◆ THE PROBLEM
Return every line below in which "this" appears.

◆ SUPPLIED MATERIAL
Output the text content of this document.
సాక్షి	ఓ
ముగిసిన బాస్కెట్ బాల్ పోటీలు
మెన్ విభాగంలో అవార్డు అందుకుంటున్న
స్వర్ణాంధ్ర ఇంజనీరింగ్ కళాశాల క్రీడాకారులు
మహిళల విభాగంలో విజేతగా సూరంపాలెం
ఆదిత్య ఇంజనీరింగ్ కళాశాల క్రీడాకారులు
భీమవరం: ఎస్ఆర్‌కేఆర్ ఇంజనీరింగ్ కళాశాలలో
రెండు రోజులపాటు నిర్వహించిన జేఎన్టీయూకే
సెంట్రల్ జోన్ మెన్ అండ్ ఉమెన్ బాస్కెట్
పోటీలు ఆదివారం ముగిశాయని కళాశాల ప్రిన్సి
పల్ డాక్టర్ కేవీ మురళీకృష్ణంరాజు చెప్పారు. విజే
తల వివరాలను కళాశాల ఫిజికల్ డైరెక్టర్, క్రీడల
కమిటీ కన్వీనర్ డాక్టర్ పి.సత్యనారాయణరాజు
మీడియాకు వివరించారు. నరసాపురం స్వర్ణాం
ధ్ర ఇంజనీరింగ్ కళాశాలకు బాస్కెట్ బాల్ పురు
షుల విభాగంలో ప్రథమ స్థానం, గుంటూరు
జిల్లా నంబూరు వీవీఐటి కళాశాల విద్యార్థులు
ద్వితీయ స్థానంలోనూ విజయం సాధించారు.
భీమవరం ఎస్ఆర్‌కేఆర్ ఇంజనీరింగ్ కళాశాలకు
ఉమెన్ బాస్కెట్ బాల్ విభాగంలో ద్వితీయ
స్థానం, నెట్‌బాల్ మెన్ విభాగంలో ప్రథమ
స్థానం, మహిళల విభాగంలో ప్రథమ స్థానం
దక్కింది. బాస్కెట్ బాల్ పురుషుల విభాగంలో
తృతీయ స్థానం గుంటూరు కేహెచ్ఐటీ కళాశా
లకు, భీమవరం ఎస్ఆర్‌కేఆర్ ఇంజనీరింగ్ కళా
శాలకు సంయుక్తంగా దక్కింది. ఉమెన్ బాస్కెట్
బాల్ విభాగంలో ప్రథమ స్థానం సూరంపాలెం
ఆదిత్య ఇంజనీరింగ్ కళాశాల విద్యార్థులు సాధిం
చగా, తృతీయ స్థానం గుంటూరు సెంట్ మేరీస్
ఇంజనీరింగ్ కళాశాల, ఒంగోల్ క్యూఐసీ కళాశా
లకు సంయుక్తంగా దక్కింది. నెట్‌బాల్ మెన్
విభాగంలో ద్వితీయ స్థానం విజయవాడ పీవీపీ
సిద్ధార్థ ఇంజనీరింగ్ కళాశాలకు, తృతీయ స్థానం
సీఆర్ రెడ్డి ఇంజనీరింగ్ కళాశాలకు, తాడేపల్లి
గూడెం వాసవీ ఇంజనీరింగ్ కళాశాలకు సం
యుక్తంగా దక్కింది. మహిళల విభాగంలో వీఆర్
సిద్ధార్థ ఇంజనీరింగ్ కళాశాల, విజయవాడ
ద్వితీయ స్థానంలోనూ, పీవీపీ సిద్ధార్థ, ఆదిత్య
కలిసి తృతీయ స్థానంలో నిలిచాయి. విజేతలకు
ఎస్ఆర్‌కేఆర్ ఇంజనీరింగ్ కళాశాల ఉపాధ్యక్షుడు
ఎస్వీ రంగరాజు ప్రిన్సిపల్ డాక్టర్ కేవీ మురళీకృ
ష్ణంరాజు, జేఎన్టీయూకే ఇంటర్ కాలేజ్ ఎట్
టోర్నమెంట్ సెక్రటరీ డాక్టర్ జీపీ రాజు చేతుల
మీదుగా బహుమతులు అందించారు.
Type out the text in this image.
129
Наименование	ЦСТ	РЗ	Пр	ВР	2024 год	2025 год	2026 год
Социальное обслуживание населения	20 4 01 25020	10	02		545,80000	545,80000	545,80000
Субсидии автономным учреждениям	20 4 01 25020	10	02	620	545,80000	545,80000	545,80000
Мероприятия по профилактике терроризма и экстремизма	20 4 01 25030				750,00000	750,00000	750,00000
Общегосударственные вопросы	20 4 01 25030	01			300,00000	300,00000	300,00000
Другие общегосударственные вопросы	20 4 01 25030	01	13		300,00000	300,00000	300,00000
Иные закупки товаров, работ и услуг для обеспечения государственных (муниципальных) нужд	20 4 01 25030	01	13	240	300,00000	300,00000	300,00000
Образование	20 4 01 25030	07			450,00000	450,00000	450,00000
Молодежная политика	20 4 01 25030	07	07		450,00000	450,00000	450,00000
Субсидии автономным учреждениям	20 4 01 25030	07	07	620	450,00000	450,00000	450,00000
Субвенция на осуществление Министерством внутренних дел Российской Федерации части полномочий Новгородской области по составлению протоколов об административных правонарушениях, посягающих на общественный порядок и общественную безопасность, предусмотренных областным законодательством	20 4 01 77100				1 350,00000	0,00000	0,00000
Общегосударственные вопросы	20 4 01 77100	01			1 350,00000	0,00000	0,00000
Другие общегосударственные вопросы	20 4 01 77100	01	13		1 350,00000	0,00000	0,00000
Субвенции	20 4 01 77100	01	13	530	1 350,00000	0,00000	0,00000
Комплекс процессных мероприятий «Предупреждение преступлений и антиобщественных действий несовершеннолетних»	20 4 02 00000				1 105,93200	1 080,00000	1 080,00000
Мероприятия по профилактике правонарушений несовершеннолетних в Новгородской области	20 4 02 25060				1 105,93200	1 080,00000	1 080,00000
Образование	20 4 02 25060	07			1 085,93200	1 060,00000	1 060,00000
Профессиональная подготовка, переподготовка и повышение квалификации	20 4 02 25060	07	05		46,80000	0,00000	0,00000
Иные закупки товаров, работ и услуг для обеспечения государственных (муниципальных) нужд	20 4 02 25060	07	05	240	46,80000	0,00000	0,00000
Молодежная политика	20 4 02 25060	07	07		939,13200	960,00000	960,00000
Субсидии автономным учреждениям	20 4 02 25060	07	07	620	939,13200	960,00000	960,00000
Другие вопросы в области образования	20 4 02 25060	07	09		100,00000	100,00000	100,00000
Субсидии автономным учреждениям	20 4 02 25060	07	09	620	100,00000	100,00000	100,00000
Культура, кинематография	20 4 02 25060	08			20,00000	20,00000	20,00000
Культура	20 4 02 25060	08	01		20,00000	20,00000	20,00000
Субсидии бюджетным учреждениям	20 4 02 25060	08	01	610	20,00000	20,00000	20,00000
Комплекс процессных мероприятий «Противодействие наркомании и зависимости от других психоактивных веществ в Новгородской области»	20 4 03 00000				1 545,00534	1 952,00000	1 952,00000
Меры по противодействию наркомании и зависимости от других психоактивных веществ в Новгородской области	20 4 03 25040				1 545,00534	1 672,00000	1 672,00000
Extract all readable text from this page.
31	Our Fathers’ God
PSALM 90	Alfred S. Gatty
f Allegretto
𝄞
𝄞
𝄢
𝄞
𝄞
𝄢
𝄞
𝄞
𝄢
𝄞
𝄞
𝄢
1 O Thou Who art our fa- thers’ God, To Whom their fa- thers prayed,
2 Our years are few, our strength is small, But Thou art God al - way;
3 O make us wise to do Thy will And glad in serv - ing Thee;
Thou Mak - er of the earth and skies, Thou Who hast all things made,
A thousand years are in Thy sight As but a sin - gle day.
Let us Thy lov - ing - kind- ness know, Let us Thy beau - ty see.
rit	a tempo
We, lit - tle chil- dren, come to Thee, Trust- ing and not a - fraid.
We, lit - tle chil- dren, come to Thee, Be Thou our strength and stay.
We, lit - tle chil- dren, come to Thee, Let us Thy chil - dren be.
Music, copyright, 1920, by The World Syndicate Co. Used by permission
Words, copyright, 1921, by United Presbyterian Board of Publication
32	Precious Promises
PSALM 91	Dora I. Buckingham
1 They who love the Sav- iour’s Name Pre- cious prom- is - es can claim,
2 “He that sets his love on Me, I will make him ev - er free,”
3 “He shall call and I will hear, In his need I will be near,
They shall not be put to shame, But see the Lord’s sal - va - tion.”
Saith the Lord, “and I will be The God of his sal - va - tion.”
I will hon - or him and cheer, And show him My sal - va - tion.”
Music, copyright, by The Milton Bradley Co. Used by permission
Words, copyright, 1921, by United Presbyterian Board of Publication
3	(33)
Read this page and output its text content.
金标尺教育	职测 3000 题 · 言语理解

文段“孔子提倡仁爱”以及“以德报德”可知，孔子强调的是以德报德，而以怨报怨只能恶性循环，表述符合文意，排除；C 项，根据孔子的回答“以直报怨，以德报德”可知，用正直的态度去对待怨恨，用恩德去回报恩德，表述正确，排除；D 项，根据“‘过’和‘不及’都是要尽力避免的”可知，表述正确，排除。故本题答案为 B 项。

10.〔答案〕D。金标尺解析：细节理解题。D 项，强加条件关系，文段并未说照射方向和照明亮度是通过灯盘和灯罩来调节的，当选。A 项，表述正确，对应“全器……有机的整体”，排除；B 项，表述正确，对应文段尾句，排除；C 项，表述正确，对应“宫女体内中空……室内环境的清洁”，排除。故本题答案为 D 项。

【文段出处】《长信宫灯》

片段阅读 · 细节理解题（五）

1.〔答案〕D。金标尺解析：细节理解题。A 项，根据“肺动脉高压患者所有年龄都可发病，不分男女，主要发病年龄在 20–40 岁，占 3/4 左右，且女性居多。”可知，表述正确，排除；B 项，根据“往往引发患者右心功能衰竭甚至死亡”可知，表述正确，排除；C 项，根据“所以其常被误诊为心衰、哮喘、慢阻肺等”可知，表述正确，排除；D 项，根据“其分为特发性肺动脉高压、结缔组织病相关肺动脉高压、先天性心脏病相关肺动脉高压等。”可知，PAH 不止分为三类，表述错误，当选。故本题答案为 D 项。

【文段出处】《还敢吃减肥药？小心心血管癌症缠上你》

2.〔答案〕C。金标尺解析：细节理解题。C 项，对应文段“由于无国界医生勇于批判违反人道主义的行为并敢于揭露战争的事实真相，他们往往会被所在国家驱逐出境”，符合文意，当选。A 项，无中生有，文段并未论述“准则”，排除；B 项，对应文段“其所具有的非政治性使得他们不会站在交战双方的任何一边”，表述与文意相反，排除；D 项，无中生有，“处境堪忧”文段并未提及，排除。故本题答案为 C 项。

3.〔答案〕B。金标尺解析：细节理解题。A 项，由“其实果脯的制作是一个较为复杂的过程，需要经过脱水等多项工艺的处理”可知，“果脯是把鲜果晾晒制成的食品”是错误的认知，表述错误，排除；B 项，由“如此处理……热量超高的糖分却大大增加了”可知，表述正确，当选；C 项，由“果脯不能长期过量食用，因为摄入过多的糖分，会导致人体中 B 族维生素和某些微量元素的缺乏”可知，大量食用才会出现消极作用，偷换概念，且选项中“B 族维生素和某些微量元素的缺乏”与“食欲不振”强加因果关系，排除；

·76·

◆ THE REPLY
Output the text content of this document.
Type out the text in this image.
Extract all readable text from this page.
Read this page and output its text content.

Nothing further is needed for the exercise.